Task prompt -
Return every line below as is, leaving out the pictures.
——————————
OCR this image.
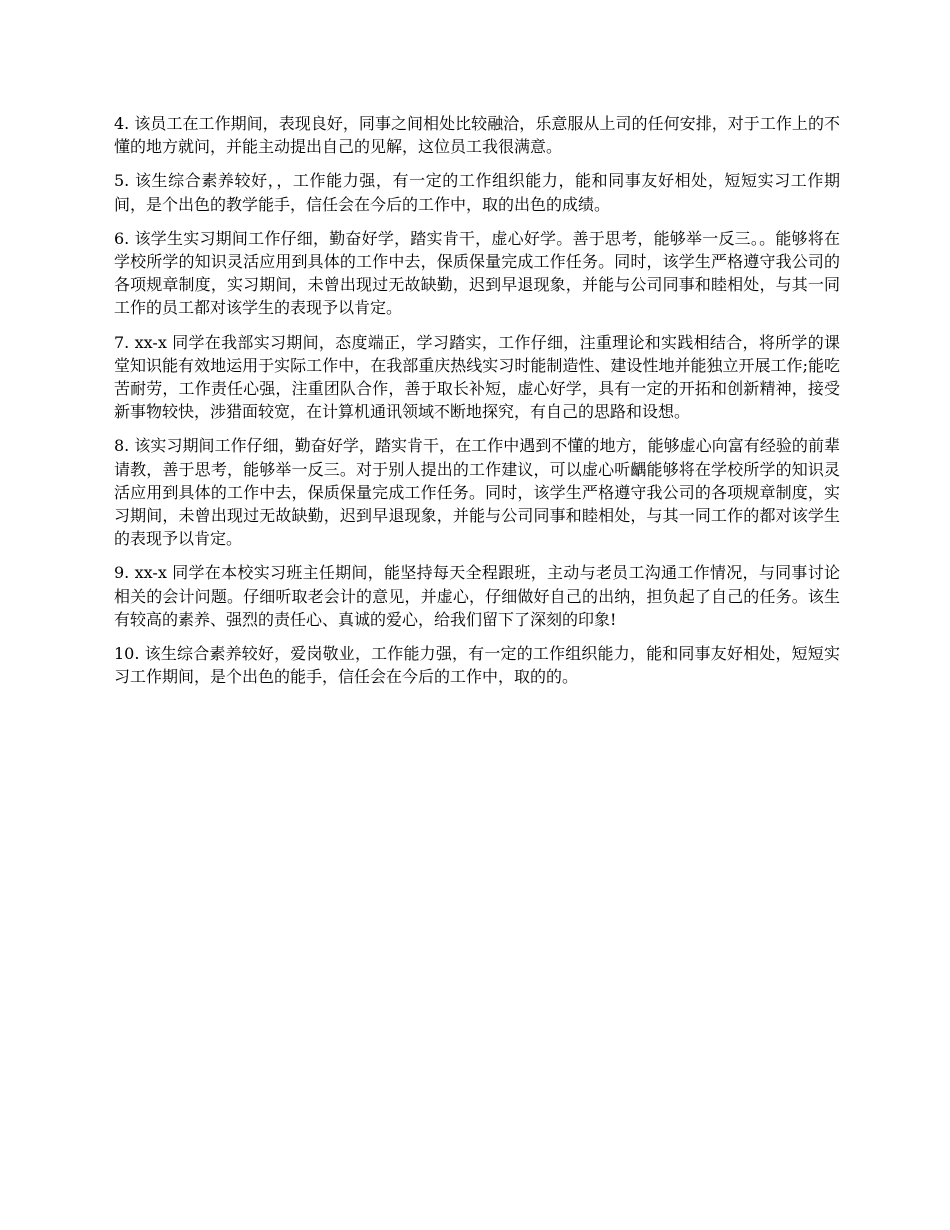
4. 该员工在工作期间，表现良好，同事之间相处比较融洽，乐意服从上司的任何安排，对于工作上的不懂的地方就问，并能主动提出自己的见解，这位员工我很满意。

5. 该生综合素养较好，，工作能力强，有一定的工作组织能力，能和同事友好相处，短短实习工作期间，是个出色的教学能手，信任会在今后的工作中，取的出色的成绩。

6. 该学生实习期间工作仔细，勤奋好学，踏实肯干，虚心好学。善于思考，能够举一反三。。能够将在学校所学的知识灵活应用到具体的工作中去，保质保量完成工作任务。同时，该学生严格遵守我公司的各项规章制度，实习期间，未曾出现过无故缺勤，迟到早退现象，并能与公司同事和睦相处，与其一同工作的员工都对该学生的表现予以肯定。

7. xx-x 同学在我部实习期间，态度端正，学习踏实，工作仔细，注重理论和实践相结合，将所学的课堂知识能有效地运用于实际工作中，在我部重庆热线实习时能制造性、建设性地并能独立开展工作;能吃苦耐劳，工作责任心强，注重团队合作，善于取长补短，虚心好学，具有一定的开拓和创新精神，接受新事物较快，涉猎面较宽，在计算机通讯领域不断地探究，有自己的思路和设想。

8. 该实习期间工作仔细，勤奋好学，踏实肯干，在工作中遇到不懂的地方，能够虚心向富有经验的前辈请教，善于思考，能够举一反三。对于别人提出的工作建议，可以虚心听齵能够将在学校所学的知识灵活应用到具体的工作中去，保质保量完成工作任务。同时，该学生严格遵守我公司的各项规章制度，实习期间，未曾出现过无故缺勤，迟到早退现象，并能与公司同事和睦相处，与其一同工作的都对该学生的表现予以肯定。

9. xx-x 同学在本校实习班主任期间，能坚持每天全程跟班，主动与老员工沟通工作情况，与同事讨论相关的会计问题。仔细听取老会计的意见，并虚心，仔细做好自己的出纳，担负起了自己的任务。该生有较高的素养、强烈的责任心、真诚的爱心，给我们留下了深刻的印象!

10. 该生综合素养较好，爱岗敬业，工作能力强，有一定的工作组织能力，能和同事友好相处，短短实习工作期间，是个出色的能手，信任会在今后的工作中，取的的。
——————————
The solution -
OCR this image.
4. 该员工在工作期间，表现良好，同事之间相处比较融洽，乐意服从上司的任何安排，对于工作上的不懂的地方就问，并能主动提出自己的见解，这位员工我很满意。

5. 该生综合素养较好，，工作能力强，有一定的工作组织能力，能和同事友好相处，短短实习工作期间，是个出色的教学能手，信任会在今后的工作中，取的出色的成绩。

6. 该学生实习期间工作仔细，勤奋好学，踏实肯干，虚心好学。善于思考，能够举一反三。。能够将在学校所学的知识灵活应用到具体的工作中去，保质保量完成工作任务。同时，该学生严格遵守我公司的各项规章制度，实习期间，未曾出现过无故缺勤，迟到早退现象，并能与公司同事和睦相处，与其一同工作的员工都对该学生的表现予以肯定。

7. xx-x 同学在我部实习期间，态度端正，学习踏实，工作仔细，注重理论和实践相结合，将所学的课堂知识能有效地运用于实际工作中，在我部重庆热线实习时能制造性、建设性地并能独立开展工作;能吃苦耐劳，工作责任心强，注重团队合作，善于取长补短，虚心好学，具有一定的开拓和创新精神，接受新事物较快，涉猎面较宽，在计算机通讯领域不断地探究，有自己的思路和设想。

8. 该实习期间工作仔细，勤奋好学，踏实肯干，在工作中遇到不懂的地方，能够虚心向富有经验的前辈请教，善于思考，能够举一反三。对于别人提出的工作建议，可以虚心听齵能够将在学校所学的知识灵活应用到具体的工作中去，保质保量完成工作任务。同时，该学生严格遵守我公司的各项规章制度，实习期间，未曾出现过无故缺勤，迟到早退现象，并能与公司同事和睦相处，与其一同工作的都对该学生的表现予以肯定。

9. xx-x 同学在本校实习班主任期间，能坚持每天全程跟班，主动与老员工沟通工作情况，与同事讨论相关的会计问题。仔细听取老会计的意见，并虚心，仔细做好自己的出纳，担负起了自己的任务。该生有较高的素养、强烈的责任心、真诚的爱心，给我们留下了深刻的印象!

10. 该生综合素养较好，爱岗敬业，工作能力强，有一定的工作组织能力，能和同事友好相处，短短实习工作期间，是个出色的能手，信任会在今后的工作中，取的的。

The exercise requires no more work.